Dataset excerpt

"""

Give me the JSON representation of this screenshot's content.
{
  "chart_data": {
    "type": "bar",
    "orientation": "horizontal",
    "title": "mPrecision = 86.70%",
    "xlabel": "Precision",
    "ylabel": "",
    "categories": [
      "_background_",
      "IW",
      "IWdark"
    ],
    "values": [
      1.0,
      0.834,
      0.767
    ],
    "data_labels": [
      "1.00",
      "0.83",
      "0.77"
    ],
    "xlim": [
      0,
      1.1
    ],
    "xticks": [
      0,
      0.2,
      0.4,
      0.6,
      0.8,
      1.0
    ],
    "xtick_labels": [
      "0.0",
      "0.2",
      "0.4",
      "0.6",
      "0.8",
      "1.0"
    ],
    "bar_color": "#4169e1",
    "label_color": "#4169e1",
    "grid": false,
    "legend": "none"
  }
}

"""

Set down the material above again, word for word.

■ **Full output**:
Give me the JSON representation of this screenshot's content.
{
  "chart_data": {
    "type": "bar",
    "orientation": "horizontal",
    "title": "mPrecision = 86.70%",
    "xlabel": "Precision",
    "ylabel": "",
    "categories": [
      "_background_",
      "IW",
      "IWdark"
    ],
    "values": [
      1.0,
      0.834,
      0.767
    ],
    "data_labels": [
      "1.00",
      "0.83",
      "0.77"
    ],
    "xlim": [
      0,
      1.1
    ],
    "xticks": [
      0,
      0.2,
      0.4,
      0.6,
      0.8,
      1.0
    ],
    "xtick_labels": [
      "0.0",
      "0.2",
      "0.4",
      "0.6",
      "0.8",
      "1.0"
    ],
    "bar_color": "#4169e1",
    "label_color": "#4169e1",
    "grid": false,
    "legend": "none"
  }
}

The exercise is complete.